**Work to complete:**
From the entries below, pull out each line where "temperature" appears.

--- START Extracted records ---

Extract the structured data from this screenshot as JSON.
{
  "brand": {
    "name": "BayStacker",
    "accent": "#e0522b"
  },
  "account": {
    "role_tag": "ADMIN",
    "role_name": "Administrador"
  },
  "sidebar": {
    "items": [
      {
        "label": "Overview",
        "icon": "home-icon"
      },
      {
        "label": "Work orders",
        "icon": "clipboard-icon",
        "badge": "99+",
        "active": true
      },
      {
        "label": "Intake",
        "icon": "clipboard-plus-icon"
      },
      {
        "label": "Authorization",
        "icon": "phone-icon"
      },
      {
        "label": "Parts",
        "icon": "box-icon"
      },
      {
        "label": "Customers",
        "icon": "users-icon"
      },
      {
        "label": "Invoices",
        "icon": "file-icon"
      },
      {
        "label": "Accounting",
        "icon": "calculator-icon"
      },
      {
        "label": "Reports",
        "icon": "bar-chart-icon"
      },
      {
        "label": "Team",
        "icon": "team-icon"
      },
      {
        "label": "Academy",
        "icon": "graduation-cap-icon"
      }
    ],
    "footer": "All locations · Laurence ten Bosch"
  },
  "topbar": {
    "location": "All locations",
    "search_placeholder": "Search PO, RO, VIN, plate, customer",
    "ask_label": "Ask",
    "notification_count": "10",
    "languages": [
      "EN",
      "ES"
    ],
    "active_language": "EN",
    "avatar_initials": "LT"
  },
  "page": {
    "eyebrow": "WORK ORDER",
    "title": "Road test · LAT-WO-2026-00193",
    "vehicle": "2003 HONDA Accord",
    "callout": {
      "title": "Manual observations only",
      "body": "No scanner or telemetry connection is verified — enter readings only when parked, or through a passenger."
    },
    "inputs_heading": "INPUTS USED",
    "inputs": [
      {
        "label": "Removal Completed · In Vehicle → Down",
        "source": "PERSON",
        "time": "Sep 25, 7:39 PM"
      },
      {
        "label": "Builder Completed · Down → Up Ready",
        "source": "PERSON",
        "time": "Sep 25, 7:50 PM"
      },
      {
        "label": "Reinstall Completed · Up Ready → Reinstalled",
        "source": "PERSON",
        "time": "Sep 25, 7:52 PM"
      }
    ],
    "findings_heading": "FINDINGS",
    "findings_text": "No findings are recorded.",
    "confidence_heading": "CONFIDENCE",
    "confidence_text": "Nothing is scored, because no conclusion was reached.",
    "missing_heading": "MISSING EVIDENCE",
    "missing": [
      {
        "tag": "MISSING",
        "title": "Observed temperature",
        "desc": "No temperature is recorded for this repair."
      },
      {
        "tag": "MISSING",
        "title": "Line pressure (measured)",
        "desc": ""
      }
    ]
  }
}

--- END Extracted records ---

**Correct output:**
        "title": "Observed temperature",
        "desc": "No temperature is recorded for this repair."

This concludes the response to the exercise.